» Your instructions:
Starting at the first line of the data and ending at the line that contains "meta-value: 07-Jul-2024 bbox=[870, 345, 1003, 364]", output those lines as a Markdown table with the columns Row and Data line, leaving out any blank lines.
-- START OF Material for this exercise --
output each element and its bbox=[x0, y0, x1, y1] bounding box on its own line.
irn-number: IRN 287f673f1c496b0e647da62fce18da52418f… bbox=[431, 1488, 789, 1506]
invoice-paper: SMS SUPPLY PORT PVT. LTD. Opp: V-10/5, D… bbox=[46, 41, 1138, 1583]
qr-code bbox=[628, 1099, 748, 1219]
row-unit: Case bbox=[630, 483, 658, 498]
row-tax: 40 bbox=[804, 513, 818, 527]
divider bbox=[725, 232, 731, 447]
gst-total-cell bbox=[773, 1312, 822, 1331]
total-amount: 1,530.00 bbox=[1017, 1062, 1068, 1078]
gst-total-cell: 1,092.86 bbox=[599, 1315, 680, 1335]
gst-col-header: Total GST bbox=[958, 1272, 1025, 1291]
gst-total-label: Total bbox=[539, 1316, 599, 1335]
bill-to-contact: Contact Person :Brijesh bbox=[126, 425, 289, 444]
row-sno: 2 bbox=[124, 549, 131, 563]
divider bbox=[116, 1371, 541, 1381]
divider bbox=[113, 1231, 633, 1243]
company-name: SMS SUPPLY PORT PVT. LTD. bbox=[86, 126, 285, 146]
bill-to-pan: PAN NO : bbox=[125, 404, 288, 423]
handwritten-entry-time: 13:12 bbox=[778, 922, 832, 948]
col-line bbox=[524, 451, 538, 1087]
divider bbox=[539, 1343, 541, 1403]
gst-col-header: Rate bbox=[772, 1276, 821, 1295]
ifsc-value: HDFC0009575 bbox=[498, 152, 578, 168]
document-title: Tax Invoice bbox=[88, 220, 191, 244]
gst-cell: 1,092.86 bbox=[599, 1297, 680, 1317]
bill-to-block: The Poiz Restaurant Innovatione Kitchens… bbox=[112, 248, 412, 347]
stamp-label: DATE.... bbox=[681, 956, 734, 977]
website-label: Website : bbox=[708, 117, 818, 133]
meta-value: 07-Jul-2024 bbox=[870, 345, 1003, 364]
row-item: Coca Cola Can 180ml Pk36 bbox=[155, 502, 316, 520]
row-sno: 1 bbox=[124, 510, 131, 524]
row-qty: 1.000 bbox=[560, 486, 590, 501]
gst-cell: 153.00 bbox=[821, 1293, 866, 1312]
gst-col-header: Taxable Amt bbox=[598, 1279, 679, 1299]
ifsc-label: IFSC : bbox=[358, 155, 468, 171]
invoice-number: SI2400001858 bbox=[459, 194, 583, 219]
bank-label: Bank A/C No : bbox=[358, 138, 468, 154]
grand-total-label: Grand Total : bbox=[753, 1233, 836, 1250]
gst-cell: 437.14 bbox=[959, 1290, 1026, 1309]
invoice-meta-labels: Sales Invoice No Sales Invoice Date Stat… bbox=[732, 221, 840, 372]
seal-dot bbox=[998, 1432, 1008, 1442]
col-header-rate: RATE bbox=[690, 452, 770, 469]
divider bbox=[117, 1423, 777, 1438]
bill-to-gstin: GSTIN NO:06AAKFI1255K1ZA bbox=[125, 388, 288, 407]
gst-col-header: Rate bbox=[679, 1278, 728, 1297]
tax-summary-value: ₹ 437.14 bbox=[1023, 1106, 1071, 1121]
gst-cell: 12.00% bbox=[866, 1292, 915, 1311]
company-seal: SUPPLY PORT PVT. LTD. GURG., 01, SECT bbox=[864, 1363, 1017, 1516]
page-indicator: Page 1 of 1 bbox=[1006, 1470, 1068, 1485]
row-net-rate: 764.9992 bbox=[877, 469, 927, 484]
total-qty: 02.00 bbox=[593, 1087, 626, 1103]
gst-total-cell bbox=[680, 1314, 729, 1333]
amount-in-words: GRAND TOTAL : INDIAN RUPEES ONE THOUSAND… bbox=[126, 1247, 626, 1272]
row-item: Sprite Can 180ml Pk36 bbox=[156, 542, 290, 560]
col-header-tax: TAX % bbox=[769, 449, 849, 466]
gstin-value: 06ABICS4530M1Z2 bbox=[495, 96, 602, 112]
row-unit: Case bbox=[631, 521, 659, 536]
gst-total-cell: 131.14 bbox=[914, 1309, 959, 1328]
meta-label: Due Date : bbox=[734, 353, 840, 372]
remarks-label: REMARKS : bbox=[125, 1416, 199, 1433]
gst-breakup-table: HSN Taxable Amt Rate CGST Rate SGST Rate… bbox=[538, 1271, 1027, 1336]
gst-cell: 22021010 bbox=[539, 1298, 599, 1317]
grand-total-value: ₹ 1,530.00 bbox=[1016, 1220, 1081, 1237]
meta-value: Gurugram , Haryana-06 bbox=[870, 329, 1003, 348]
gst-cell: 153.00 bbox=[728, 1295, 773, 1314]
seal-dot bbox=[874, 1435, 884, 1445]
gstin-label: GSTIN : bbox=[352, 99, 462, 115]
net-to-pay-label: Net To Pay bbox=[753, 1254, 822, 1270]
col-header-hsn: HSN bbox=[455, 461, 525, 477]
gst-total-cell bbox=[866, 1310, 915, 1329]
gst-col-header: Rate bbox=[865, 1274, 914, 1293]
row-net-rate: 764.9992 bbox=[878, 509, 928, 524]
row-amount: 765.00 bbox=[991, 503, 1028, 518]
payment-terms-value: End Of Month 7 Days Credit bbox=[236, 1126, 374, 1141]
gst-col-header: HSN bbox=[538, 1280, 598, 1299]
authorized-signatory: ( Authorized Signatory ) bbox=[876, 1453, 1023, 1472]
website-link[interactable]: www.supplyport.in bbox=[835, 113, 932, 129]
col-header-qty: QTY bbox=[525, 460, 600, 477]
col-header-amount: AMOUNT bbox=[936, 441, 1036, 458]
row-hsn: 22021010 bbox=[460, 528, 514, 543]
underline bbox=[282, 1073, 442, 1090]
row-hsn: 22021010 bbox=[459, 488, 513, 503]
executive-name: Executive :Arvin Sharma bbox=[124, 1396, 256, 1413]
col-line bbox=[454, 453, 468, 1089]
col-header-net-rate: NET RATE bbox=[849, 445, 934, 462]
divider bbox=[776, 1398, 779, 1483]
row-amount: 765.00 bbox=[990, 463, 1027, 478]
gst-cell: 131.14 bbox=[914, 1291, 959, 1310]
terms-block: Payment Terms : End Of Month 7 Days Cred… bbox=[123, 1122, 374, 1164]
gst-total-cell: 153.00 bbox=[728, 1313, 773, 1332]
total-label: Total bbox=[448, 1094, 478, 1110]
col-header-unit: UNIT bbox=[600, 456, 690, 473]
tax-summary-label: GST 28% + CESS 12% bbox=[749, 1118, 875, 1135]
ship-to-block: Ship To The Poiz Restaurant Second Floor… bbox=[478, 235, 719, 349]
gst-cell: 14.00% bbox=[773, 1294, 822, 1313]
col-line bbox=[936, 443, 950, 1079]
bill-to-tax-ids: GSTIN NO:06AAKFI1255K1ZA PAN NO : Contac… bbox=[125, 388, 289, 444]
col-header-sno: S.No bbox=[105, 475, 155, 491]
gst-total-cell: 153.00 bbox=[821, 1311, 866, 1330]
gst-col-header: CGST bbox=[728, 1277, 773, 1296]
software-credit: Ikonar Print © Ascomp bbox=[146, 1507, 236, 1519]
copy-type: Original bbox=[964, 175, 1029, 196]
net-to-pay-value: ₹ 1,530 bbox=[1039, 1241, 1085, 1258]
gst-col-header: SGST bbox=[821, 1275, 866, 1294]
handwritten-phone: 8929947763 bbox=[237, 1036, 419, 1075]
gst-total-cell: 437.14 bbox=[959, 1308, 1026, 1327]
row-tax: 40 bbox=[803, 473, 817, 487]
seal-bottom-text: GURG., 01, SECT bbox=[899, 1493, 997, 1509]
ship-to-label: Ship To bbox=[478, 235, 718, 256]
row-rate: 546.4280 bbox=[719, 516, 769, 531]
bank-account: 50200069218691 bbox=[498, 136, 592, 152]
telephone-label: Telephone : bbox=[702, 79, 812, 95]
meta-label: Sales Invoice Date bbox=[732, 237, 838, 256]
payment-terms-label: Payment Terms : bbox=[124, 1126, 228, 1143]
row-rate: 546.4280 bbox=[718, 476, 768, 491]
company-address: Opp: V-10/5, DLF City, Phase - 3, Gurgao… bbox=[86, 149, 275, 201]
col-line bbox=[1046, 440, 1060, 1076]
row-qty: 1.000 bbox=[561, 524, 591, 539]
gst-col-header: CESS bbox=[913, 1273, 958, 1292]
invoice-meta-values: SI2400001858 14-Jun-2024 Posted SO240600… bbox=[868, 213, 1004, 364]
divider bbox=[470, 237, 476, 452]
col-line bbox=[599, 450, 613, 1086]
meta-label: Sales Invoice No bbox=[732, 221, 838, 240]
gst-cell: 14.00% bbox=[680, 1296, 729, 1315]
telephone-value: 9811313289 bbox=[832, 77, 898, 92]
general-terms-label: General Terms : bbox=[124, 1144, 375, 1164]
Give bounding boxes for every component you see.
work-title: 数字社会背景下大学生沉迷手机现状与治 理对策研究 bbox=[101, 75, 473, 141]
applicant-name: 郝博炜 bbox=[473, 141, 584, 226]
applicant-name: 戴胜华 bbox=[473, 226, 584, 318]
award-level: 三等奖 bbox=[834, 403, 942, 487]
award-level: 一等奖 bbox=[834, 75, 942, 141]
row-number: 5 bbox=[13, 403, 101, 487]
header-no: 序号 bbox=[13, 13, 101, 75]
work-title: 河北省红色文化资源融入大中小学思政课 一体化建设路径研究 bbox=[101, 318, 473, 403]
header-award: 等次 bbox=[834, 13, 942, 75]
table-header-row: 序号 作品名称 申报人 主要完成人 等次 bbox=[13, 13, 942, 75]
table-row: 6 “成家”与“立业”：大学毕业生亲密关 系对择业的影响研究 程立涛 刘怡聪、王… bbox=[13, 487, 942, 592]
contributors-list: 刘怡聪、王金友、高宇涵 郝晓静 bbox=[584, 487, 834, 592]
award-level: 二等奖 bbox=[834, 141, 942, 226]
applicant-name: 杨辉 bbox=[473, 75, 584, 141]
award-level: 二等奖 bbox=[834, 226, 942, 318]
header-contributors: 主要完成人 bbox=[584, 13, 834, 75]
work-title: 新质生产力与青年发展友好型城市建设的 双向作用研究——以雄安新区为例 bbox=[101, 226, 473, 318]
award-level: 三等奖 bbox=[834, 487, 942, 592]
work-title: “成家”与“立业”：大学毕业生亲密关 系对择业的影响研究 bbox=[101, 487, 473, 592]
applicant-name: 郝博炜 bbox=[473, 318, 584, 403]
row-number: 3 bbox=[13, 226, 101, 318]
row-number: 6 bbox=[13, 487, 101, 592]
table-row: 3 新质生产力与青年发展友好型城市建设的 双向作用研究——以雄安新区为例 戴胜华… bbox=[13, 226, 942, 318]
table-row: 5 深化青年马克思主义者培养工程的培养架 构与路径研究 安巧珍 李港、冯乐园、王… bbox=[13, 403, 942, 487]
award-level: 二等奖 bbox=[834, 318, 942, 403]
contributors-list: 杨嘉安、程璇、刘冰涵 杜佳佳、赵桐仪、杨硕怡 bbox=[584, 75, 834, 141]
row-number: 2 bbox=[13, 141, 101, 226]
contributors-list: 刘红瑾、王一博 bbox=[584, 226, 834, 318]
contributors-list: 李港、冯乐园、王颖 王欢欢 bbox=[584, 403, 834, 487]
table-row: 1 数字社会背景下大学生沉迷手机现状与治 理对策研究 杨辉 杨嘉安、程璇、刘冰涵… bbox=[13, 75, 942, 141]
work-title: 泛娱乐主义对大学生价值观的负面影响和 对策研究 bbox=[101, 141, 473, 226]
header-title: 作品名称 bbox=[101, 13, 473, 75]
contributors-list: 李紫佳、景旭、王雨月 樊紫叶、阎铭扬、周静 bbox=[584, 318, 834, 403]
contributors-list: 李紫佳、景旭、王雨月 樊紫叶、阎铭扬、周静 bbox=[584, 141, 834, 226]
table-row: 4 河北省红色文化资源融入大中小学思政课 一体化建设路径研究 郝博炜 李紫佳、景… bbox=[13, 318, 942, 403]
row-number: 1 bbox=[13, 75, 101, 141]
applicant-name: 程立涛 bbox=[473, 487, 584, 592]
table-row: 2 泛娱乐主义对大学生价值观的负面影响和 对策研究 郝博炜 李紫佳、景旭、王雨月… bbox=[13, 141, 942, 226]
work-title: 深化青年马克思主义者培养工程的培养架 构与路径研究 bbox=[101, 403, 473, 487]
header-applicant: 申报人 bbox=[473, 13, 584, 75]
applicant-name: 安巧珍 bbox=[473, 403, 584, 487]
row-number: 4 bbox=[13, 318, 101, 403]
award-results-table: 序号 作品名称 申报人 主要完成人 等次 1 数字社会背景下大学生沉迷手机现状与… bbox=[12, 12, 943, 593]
-- END OF Material for this exercise --
» Written reply:
| Row | Data line |
|---|---|
| 1 | output each element and its bbox=[x0, y0, x1, y1] bounding box on its own line. |
| 2 | irn-number: IRN 287f673f1c496b0e647da62fce18da52418f… bbox=[431, 1488, 789, 1506] |
| 3 | invoice-paper: SMS SUPPLY PORT PVT. LTD. Opp: V-10/5, D… bbox=[46, 41, 1138, 1583] |
| 4 | qr-code bbox=[628, 1099, 748, 1219] |
| 5 | row-unit: Case bbox=[630, 483, 658, 498] |
| 6 | row-tax: 40 bbox=[804, 513, 818, 527] |
| 7 | divider bbox=[725, 232, 731, 447] |
| 8 | gst-total-cell bbox=[773, 1312, 822, 1331] |
| 9 | total-amount: 1,530.00 bbox=[1017, 1062, 1068, 1078] |
| 10 | gst-total-cell: 1,092.86 bbox=[599, 1315, 680, 1335] |
| 11 | gst-col-header: Total GST bbox=[958, 1272, 1025, 1291] |
| 12 | gst-total-label: Total bbox=[539, 1316, 599, 1335] |
| 13 | bill-to-contact: Contact Person :Brijesh bbox=[126, 425, 289, 444] |
| 14 | row-sno: 2 bbox=[124, 549, 131, 563] |
| 15 | divider bbox=[116, 1371, 541, 1381] |
| 16 | divider bbox=[113, 1231, 633, 1243] |
| 17 | company-name: SMS SUPPLY PORT PVT. LTD. bbox=[86, 126, 285, 146] |
| 18 | bill-to-pan: PAN NO : bbox=[125, 404, 288, 423] |
| 19 | handwritten-entry-time: 13:12 bbox=[778, 922, 832, 948] |
| 20 | col-line bbox=[524, 451, 538, 1087] |
| 21 | divider bbox=[539, 1343, 541, 1403] |
| 22 | gst-col-header: Rate bbox=[772, 1276, 821, 1295] |
| 23 | ifsc-value: HDFC0009575 bbox=[498, 152, 578, 168] |
| 24 | document-title: Tax Invoice bbox=[88, 220, 191, 244] |
| 25 | gst-cell: 1,092.86 bbox=[599, 1297, 680, 1317] |
| 26 | bill-to-block: The Poiz Restaurant Innovatione Kitchens… bbox=[112, 248, 412, 347] |
| 27 | stamp-label: DATE.... bbox=[681, 956, 734, 977] |
| 28 | website-label: Website : bbox=[708, 117, 818, 133] |
| 29 | meta-value: 07-Jul-2024 bbox=[870, 345, 1003, 364] |